begin DATA FOR THIS TASK

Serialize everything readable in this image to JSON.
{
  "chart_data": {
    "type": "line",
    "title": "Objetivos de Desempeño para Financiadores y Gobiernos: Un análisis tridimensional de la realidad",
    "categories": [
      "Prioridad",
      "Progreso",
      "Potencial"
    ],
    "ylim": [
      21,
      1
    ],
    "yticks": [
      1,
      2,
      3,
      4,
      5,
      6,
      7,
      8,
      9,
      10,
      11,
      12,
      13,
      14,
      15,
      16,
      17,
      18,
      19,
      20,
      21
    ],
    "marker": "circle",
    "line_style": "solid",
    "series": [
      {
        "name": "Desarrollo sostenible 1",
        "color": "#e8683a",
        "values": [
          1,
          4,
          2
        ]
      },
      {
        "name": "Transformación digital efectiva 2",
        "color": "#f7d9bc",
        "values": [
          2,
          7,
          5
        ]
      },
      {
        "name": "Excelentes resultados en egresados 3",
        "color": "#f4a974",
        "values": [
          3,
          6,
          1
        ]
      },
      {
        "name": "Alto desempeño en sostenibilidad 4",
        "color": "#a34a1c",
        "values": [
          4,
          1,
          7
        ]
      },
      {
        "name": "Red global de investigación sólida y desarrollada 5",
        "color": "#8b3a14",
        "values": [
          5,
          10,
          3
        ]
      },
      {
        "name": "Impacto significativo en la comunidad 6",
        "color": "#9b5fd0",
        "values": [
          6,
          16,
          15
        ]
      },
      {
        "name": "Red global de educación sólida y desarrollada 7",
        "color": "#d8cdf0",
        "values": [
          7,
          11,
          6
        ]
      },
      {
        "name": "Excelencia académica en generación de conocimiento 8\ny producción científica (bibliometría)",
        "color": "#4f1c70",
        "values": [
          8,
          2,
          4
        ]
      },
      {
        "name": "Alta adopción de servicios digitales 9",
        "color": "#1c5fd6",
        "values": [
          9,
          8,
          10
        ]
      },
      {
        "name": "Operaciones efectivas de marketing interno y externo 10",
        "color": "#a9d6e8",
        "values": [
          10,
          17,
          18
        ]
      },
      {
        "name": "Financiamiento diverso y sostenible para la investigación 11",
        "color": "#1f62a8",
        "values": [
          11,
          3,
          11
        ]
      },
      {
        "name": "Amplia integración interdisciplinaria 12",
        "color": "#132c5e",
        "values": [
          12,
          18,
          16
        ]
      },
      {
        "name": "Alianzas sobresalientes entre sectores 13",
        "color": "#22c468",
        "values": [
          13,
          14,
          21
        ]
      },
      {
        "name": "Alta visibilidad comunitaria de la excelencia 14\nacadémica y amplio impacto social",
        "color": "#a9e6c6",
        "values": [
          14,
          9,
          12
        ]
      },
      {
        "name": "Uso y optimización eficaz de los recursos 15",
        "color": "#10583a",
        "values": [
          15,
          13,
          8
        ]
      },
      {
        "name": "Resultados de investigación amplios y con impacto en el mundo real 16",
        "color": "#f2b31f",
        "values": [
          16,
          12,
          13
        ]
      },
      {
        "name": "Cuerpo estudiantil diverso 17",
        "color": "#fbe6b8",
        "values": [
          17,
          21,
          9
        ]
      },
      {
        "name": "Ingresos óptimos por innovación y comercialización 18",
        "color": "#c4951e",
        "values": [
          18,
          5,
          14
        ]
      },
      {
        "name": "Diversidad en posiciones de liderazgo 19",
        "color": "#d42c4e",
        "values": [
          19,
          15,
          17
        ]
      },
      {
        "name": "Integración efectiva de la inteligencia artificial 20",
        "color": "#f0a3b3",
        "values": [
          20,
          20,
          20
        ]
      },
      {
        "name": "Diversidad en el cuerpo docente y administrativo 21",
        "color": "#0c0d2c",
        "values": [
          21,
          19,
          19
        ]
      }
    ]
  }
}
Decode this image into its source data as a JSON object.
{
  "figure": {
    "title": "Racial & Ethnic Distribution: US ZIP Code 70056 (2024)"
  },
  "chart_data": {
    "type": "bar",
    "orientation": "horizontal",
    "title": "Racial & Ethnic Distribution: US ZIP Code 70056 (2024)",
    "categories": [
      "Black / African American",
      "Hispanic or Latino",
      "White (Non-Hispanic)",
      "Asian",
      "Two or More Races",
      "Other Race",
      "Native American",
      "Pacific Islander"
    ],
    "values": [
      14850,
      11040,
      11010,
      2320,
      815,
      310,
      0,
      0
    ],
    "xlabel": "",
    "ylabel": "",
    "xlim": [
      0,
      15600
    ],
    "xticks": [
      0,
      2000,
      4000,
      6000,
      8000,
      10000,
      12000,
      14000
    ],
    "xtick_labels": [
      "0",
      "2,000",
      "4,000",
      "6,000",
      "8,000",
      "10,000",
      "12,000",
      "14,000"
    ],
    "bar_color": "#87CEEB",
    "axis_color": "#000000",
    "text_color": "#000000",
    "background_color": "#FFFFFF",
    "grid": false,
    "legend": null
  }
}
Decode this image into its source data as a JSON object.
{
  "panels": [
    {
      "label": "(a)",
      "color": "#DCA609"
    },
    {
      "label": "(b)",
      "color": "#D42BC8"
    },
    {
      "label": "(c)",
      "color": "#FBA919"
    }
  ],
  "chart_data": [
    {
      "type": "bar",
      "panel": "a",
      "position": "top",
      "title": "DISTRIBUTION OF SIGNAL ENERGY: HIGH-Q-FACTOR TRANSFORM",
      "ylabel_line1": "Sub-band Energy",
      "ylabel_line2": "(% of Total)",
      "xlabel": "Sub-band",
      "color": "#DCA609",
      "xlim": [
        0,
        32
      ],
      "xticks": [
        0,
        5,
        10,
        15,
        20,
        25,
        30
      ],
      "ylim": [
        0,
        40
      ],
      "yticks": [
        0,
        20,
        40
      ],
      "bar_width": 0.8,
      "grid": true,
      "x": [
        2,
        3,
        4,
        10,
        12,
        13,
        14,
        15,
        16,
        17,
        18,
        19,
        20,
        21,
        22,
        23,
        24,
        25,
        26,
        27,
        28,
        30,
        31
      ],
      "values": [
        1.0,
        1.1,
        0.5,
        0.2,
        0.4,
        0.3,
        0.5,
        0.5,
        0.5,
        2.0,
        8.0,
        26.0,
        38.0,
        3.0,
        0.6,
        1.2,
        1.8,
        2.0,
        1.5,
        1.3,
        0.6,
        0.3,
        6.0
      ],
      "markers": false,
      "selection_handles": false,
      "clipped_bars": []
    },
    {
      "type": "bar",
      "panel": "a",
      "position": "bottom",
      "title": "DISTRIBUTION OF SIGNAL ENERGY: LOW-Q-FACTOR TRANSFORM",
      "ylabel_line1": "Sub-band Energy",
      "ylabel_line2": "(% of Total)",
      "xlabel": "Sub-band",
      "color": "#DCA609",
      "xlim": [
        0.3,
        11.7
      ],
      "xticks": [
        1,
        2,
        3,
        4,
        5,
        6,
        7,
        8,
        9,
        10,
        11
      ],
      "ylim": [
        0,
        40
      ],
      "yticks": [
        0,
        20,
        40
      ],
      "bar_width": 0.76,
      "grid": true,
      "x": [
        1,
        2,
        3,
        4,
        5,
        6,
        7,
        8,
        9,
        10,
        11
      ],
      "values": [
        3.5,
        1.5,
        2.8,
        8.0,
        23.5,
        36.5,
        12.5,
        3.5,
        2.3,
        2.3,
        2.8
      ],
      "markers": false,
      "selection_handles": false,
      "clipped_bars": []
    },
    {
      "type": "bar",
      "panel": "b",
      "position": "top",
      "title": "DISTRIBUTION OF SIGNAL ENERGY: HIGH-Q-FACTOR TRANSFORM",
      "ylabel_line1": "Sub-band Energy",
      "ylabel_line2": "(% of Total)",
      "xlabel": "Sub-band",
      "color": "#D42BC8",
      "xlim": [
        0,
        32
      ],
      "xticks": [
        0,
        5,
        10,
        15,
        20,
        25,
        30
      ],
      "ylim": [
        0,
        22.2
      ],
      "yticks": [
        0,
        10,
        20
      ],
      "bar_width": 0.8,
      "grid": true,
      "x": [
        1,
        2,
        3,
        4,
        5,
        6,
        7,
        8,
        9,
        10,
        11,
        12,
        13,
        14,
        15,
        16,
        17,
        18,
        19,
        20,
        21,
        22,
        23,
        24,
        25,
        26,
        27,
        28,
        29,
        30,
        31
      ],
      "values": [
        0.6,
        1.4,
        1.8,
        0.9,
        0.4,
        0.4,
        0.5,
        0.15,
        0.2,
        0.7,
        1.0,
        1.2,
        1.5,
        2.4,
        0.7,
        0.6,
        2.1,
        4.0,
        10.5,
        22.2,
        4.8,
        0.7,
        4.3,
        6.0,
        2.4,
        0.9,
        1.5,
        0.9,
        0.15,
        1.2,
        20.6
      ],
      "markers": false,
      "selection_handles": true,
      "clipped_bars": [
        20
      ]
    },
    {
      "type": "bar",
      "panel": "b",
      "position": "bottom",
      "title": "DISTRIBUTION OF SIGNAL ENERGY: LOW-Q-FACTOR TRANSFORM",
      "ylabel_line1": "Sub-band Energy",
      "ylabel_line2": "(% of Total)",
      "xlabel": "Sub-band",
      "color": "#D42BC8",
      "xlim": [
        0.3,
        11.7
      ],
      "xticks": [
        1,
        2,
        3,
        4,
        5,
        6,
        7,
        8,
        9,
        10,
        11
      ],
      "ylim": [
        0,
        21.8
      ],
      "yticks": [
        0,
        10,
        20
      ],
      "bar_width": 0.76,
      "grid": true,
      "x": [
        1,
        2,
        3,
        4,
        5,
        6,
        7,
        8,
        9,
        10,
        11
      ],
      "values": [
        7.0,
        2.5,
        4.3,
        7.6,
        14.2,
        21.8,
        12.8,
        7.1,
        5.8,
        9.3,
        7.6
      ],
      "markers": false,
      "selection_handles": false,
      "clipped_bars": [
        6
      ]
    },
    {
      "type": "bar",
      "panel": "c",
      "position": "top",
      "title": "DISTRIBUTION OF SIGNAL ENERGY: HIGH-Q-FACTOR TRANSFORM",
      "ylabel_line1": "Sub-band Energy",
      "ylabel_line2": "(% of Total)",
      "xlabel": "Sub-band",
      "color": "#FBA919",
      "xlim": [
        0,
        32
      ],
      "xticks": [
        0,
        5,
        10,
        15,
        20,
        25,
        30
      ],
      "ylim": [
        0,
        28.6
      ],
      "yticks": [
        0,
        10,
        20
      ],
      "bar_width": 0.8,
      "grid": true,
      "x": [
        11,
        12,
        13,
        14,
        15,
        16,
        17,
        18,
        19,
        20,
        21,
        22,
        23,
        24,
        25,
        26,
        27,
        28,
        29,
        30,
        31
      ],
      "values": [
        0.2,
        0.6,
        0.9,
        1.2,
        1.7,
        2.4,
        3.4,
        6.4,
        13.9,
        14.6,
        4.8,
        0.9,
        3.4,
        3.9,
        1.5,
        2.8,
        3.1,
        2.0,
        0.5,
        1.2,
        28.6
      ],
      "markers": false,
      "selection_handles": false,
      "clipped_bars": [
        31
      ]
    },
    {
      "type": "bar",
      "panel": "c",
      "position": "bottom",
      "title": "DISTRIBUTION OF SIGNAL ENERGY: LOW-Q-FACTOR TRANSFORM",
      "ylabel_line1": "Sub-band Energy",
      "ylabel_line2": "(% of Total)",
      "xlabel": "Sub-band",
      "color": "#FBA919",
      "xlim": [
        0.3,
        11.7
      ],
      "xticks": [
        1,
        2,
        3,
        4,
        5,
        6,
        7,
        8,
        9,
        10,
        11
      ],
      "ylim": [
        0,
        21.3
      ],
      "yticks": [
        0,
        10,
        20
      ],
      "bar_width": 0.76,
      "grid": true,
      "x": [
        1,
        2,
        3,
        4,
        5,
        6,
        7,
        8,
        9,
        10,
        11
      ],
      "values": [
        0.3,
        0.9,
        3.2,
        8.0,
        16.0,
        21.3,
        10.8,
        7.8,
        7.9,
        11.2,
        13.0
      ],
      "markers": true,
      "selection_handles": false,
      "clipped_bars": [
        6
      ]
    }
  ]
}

end DATA FOR THIS TASK

**WORK TO COMPLETE**
Single out each line of the records above with the string "American" in it, and copy it.

**COMPLETE ANSWER**
      "Black / African American",
      "Native American",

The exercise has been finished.